▶ _PROVIDED RECORDS_
********

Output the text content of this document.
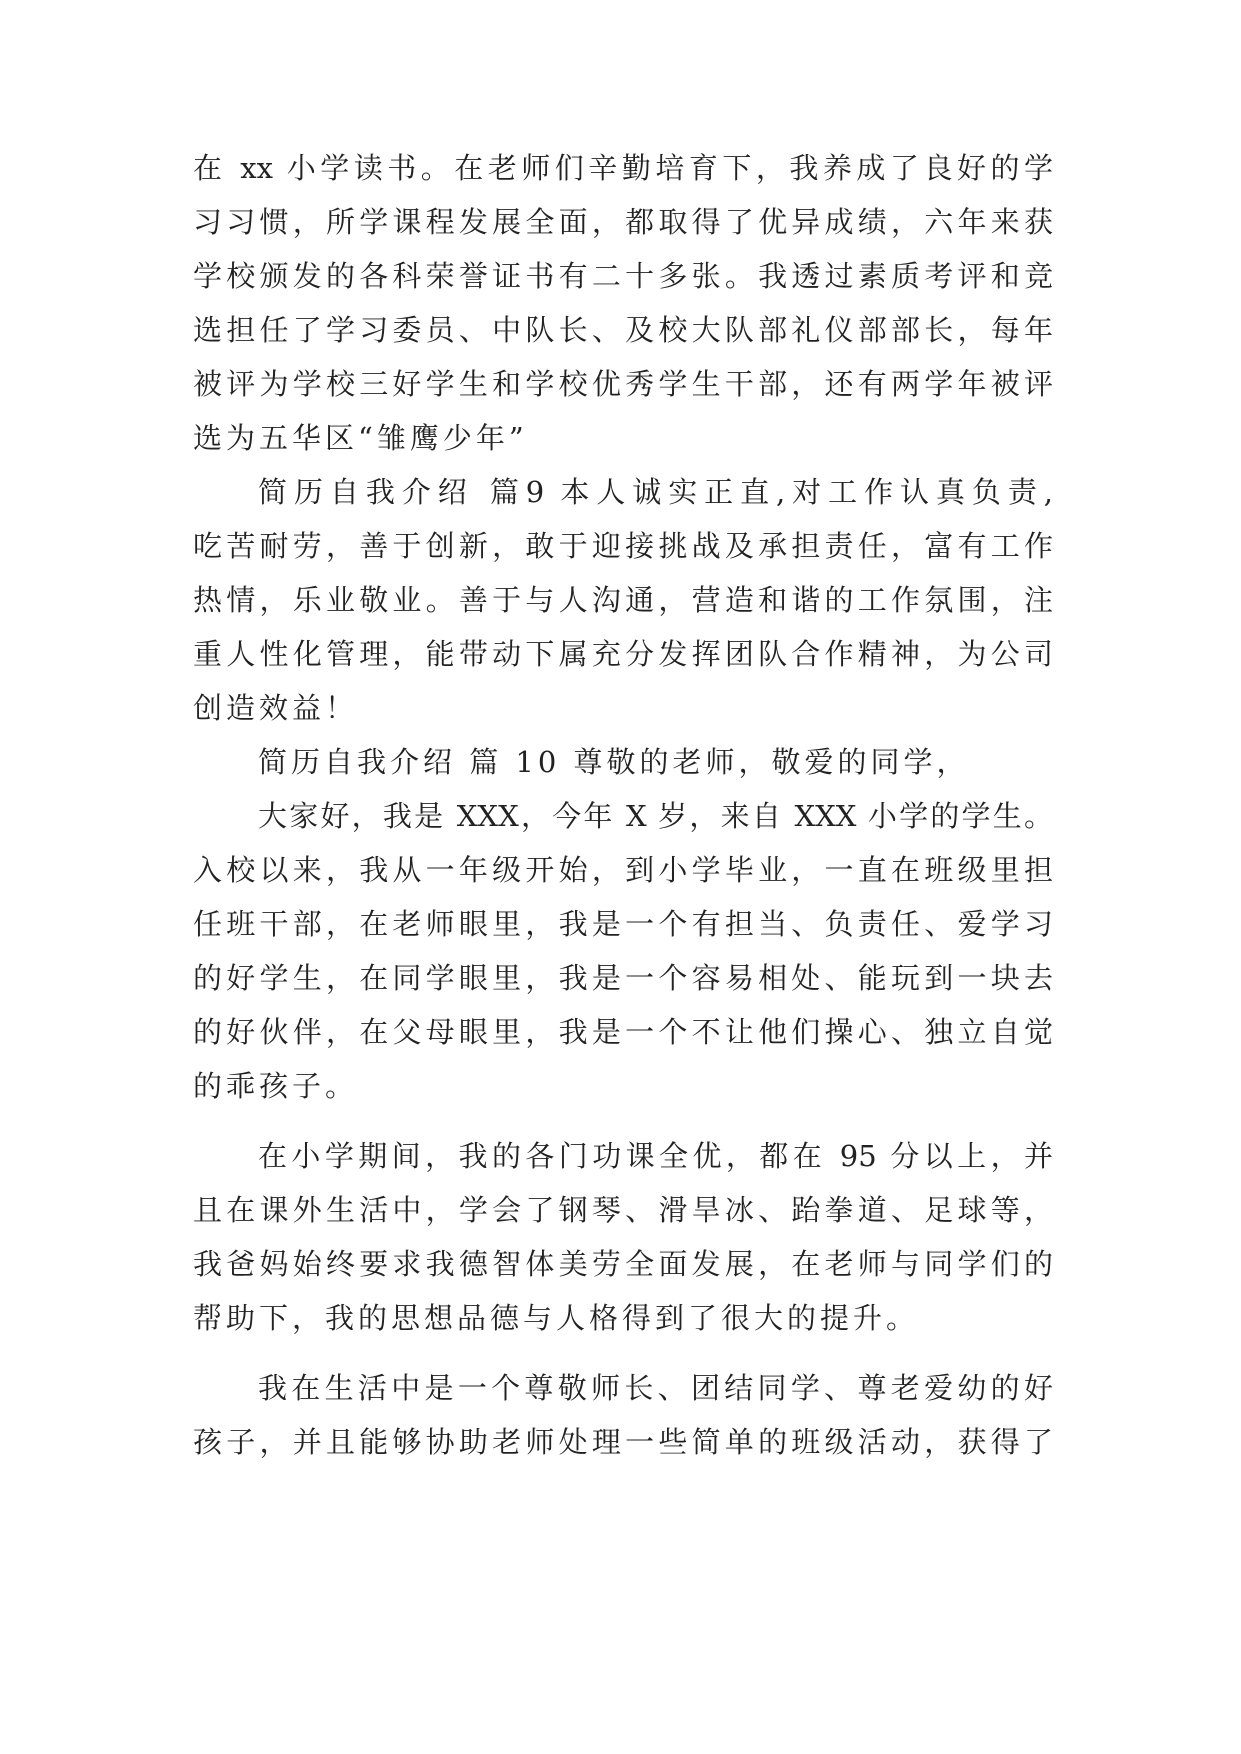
在 xx 小学读书。在老师们辛勤培育下，我养成了良好的学
习习惯，所学课程发展全面，都取得了优异成绩，六年来获
学校颁发的各科荣誉证书有二十多张。我透过素质考评和竞
选担任了学习委员、中队长、及校大队部礼仪部部长，每年
被评为学校三好学生和学校优秀学生干部，还有两学年被评
选为五华区“雏鹰少年”
简历自我介绍 篇9 本人诚实正直,对工作认真负责,
吃苦耐劳，善于创新，敢于迎接挑战及承担责任，富有工作
热情，乐业敬业。善于与人沟通，营造和谐的工作氛围，注
重人性化管理，能带动下属充分发挥团队合作精神，为公司
创造效益！
简历自我介绍 篇 10 尊敬的老师，敬爱的同学，
大家好，我是 XXX，今年 X 岁，来自 XXX 小学的学生。
入校以来，我从一年级开始，到小学毕业，一直在班级里担
任班干部，在老师眼里，我是一个有担当、负责任、爱学习
的好学生，在同学眼里，我是一个容易相处、能玩到一块去
的好伙伴，在父母眼里，我是一个不让他们操心、独立自觉
的乖孩子。
在小学期间，我的各门功课全优，都在 95 分以上，并
且在课外生活中，学会了钢琴、滑旱冰、跆拳道、足球等，
我爸妈始终要求我德智体美劳全面发展，在老师与同学们的
帮助下，我的思想品德与人格得到了很大的提升。
我在生活中是一个尊敬师长、团结同学、尊老爱幼的好
孩子，并且能够协助老师处理一些简单的班级活动，获得了
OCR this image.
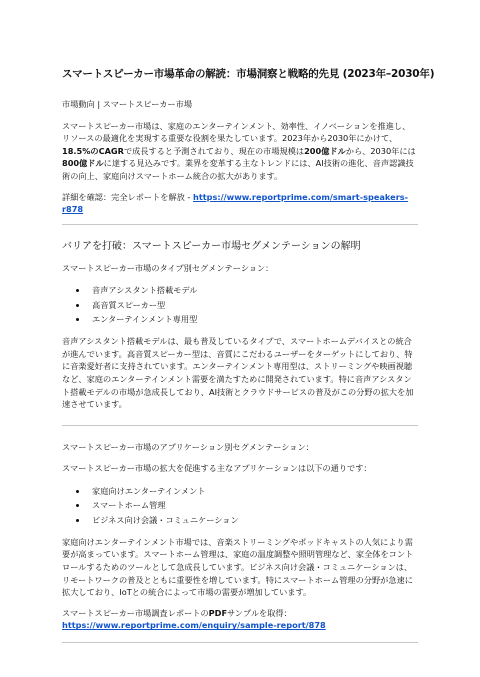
スマートスピーカー市場革命の解読：市場洞察と戦略的先見 (2023年–2030年)

市場動向 | スマートスピーカー市場

スマートスピーカー市場は、家庭のエンターテインメント、効率性、イノベーションを推進し、リソースの最適化を実現する重要な役割を果たしています。2023年から2030年にかけて、18.5%のCAGRで成長すると予測されており、現在の市場規模は200億ドルから、2030年には800億ドルに達する見込みです。業界を変革する主なトレンドには、AI技術の進化、音声認識技術の向上、家庭向けスマートホーム統合の拡大があります。

詳細を確認：完全レポートを解放 - https://www.reportprime.com/smart-speakers-r878

バリアを打破：スマートスピーカー市場セグメンテーションの解明

スマートスピーカー市場のタイプ別セグメンテーション：

• 音声アシスタント搭載モデル
• 高音質スピーカー型
• エンターテインメント専用型

音声アシスタント搭載モデルは、最も普及しているタイプで、スマートホームデバイスとの統合が進んでいます。高音質スピーカー型は、音質にこだわるユーザーをターゲットにしており、特に音楽愛好者に支持されています。エンターテインメント専用型は、ストリーミングや映画視聴など、家庭のエンターテインメント需要を満たすために開発されています。特に音声アシスタント搭載モデルの市場が急成長しており、AI技術とクラウドサービスの普及がこの分野の拡大を加速させています。

スマートスピーカー市場のアプリケーション別セグメンテーション：

スマートスピーカー市場の拡大を促進する主なアプリケーションは以下の通りです：

• 家庭向けエンターテインメント
• スマートホーム管理
• ビジネス向け会議・コミュニケーション

家庭向けエンターテインメント市場では、音楽ストリーミングやポッドキャストの人気により需要が高まっています。スマートホーム管理は、家庭の温度調整や照明管理など、家全体をコントロールするためのツールとして急成長しています。ビジネス向け会議・コミュニケーションは、リモートワークの普及とともに重要性を増しています。特にスマートホーム管理の分野が急速に拡大しており、IoTとの統合によって市場の需要が増加しています。

スマートスピーカー市場調査レポートのPDFサンプルを取得：
https://www.reportprime.com/enquiry/sample-report/878
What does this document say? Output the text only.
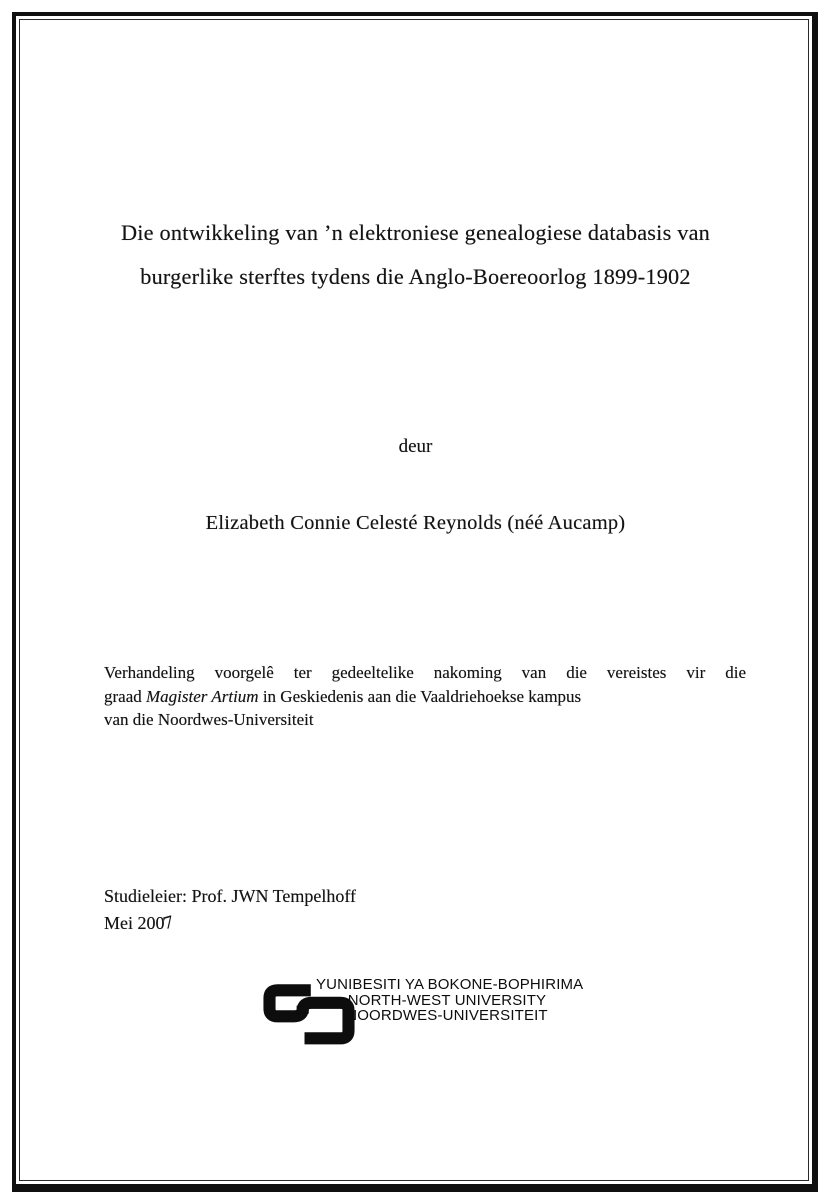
Die ontwikkeling van ’n elektroniese genealogiese databasis van
burgerlike sterftes tydens die Anglo-Boereoorlog 1899-1902
deur
Elizabeth Connie Celesté Reynolds (néé Aucamp)
Verhandeling voorgelê ter gedeeltelike nakoming van die vereistes vir die
graad Magister Artium in Geskiedenis aan die Vaaldriehoekse kampus
van die Noordwes-Universiteit
Studieleier: Prof. JWN Tempelhoff
Mei 2007
YUNIBESITI YA BOKONE-BOPHIRIMA
NORTH-WEST UNIVERSITY
NOORDWES-UNIVERSITEIT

********

▶ _STATED PROBLEM_
Transcribe every line in the entries above, taking out only the images.

▶ _FULL OUTPUT_
Output the text content of this document.
在 xx 小学读书。在老师们辛勤培育下，我养成了良好的学
习习惯，所学课程发展全面，都取得了优异成绩，六年来获
学校颁发的各科荣誉证书有二十多张。我透过素质考评和竞
选担任了学习委员、中队长、及校大队部礼仪部部长，每年
被评为学校三好学生和学校优秀学生干部，还有两学年被评
选为五华区“雏鹰少年”
简历自我介绍 篇9 本人诚实正直,对工作认真负责,
吃苦耐劳，善于创新，敢于迎接挑战及承担责任，富有工作
热情，乐业敬业。善于与人沟通，营造和谐的工作氛围，注
重人性化管理，能带动下属充分发挥团队合作精神，为公司
创造效益！
简历自我介绍 篇 10 尊敬的老师，敬爱的同学，
大家好，我是 XXX，今年 X 岁，来自 XXX 小学的学生。
入校以来，我从一年级开始，到小学毕业，一直在班级里担
任班干部，在老师眼里，我是一个有担当、负责任、爱学习
的好学生，在同学眼里，我是一个容易相处、能玩到一块去
的好伙伴，在父母眼里，我是一个不让他们操心、独立自觉
的乖孩子。
在小学期间，我的各门功课全优，都在 95 分以上，并
且在课外生活中，学会了钢琴、滑旱冰、跆拳道、足球等，
我爸妈始终要求我德智体美劳全面发展，在老师与同学们的
帮助下，我的思想品德与人格得到了很大的提升。
我在生活中是一个尊敬师长、团结同学、尊老爱幼的好
孩子，并且能够协助老师处理一些简单的班级活动，获得了
OCR this image.
スマートスピーカー市場革命の解読：市場洞察と戦略的先見 (2023年–2030年)

市場動向 | スマートスピーカー市場

スマートスピーカー市場は、家庭のエンターテインメント、効率性、イノベーションを推進し、リソースの最適化を実現する重要な役割を果たしています。2023年から2030年にかけて、18.5%のCAGRで成長すると予測されており、現在の市場規模は200億ドルから、2030年には800億ドルに達する見込みです。業界を変革する主なトレンドには、AI技術の進化、音声認識技術の向上、家庭向けスマートホーム統合の拡大があります。

詳細を確認：完全レポートを解放 - https://www.reportprime.com/smart-speakers-r878

バリアを打破：スマートスピーカー市場セグメンテーションの解明

スマートスピーカー市場のタイプ別セグメンテーション：

• 音声アシスタント搭載モデル
• 高音質スピーカー型
• エンターテインメント専用型

音声アシスタント搭載モデルは、最も普及しているタイプで、スマートホームデバイスとの統合が進んでいます。高音質スピーカー型は、音質にこだわるユーザーをターゲットにしており、特に音楽愛好者に支持されています。エンターテインメント専用型は、ストリーミングや映画視聴など、家庭のエンターテインメント需要を満たすために開発されています。特に音声アシスタント搭載モデルの市場が急成長しており、AI技術とクラウドサービスの普及がこの分野の拡大を加速させています。

スマートスピーカー市場のアプリケーション別セグメンテーション：

スマートスピーカー市場の拡大を促進する主なアプリケーションは以下の通りです：

• 家庭向けエンターテインメント
• スマートホーム管理
• ビジネス向け会議・コミュニケーション

家庭向けエンターテインメント市場では、音楽ストリーミングやポッドキャストの人気により需要が高まっています。スマートホーム管理は、家庭の温度調整や照明管理など、家全体をコントロールするためのツールとして急成長しています。ビジネス向け会議・コミュニケーションは、リモートワークの普及とともに重要性を増しています。特にスマートホーム管理の分野が急速に拡大しており、IoTとの統合によって市場の需要が増加しています。

スマートスピーカー市場調査レポートのPDFサンプルを取得：
https://www.reportprime.com/enquiry/sample-report/878
What does this document say? Output the text only.
Die ontwikkeling van ’n elektroniese genealogiese databasis van
burgerlike sterftes tydens die Anglo-Boereoorlog 1899-1902
deur
Elizabeth Connie Celesté Reynolds (néé Aucamp)
Verhandeling voorgelê ter gedeeltelike nakoming van die vereistes vir die
graad Magister Artium in Geskiedenis aan die Vaaldriehoekse kampus
van die Noordwes-Universiteit
Studieleier: Prof. JWN Tempelhoff
Mei 2007
YUNIBESITI YA BOKONE-BOPHIRIMA
NORTH-WEST UNIVERSITY
NOORDWES-UNIVERSITEIT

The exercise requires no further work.